## begin Raw records
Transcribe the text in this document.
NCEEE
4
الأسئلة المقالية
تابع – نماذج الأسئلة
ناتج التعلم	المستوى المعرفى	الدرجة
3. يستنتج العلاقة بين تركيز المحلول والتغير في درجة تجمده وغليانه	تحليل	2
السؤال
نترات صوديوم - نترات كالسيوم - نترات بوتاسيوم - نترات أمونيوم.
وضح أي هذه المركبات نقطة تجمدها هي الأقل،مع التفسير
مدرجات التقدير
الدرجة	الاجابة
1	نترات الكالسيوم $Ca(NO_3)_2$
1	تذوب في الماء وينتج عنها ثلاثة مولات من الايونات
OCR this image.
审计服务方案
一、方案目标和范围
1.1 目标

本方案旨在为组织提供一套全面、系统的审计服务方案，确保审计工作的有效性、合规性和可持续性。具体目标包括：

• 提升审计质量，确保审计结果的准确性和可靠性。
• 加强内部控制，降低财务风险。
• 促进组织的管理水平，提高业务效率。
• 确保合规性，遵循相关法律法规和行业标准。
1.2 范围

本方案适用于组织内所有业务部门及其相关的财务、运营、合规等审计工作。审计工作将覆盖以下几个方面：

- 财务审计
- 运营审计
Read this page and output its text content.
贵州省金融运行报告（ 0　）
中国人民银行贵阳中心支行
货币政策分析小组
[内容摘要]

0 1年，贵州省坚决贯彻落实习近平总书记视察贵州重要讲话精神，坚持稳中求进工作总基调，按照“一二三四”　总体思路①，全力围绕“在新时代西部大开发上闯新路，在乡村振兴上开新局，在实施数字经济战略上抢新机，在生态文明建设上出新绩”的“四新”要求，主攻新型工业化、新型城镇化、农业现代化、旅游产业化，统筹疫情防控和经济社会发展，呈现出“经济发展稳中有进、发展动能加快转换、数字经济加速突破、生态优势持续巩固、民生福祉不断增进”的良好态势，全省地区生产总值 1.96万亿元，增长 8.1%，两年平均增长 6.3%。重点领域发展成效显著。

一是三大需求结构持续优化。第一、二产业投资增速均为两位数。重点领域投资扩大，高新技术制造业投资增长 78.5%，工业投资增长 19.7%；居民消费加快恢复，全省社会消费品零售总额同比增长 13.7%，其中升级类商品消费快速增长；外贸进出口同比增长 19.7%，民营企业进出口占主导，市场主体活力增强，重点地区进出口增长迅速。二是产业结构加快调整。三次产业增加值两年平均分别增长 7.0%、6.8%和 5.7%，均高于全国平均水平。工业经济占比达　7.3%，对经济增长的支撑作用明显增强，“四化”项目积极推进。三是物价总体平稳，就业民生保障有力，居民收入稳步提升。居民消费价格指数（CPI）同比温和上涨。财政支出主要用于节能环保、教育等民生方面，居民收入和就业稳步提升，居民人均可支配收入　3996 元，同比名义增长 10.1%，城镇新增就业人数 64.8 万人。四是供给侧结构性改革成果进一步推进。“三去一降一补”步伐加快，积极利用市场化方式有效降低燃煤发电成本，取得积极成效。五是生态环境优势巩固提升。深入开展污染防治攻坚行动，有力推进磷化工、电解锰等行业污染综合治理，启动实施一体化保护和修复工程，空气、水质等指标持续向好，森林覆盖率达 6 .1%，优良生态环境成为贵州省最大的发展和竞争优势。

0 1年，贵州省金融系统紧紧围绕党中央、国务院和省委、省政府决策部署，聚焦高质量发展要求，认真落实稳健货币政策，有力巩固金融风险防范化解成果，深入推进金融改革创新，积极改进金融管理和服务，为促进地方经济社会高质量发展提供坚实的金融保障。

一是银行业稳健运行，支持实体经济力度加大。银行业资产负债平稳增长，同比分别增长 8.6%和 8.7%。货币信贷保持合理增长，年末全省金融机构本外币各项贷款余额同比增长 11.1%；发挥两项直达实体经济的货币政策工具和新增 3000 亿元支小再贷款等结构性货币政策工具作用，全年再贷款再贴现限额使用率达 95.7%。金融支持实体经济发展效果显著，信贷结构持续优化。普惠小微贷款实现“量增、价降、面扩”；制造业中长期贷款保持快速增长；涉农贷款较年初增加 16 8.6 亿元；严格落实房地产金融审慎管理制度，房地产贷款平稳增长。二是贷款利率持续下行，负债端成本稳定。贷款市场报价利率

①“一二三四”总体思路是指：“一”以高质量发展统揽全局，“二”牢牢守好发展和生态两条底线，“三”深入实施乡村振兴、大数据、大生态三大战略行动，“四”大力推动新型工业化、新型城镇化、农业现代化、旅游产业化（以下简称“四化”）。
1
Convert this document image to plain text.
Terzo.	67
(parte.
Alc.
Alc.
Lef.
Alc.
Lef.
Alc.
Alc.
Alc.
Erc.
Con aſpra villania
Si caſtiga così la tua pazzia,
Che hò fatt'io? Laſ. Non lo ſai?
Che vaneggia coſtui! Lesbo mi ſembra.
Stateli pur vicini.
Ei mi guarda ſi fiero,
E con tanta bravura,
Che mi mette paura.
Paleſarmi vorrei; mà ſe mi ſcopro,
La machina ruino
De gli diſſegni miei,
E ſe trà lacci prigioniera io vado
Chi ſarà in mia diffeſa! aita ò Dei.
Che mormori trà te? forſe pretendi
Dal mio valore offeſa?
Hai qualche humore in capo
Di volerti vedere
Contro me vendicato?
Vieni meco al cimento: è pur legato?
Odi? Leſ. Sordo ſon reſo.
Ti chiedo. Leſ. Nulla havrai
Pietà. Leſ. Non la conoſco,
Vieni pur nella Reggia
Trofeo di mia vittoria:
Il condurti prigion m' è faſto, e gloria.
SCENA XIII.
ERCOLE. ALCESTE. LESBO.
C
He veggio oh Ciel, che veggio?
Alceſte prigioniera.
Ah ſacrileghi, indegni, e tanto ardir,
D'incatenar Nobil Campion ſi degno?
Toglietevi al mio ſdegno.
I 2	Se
## end Raw records
*Given request*. Report all lines of the material that contain the word "Vieni".

*Result for this task*.
Vieni meco al cimento: è pur legato?
Vieni pur nella Reggia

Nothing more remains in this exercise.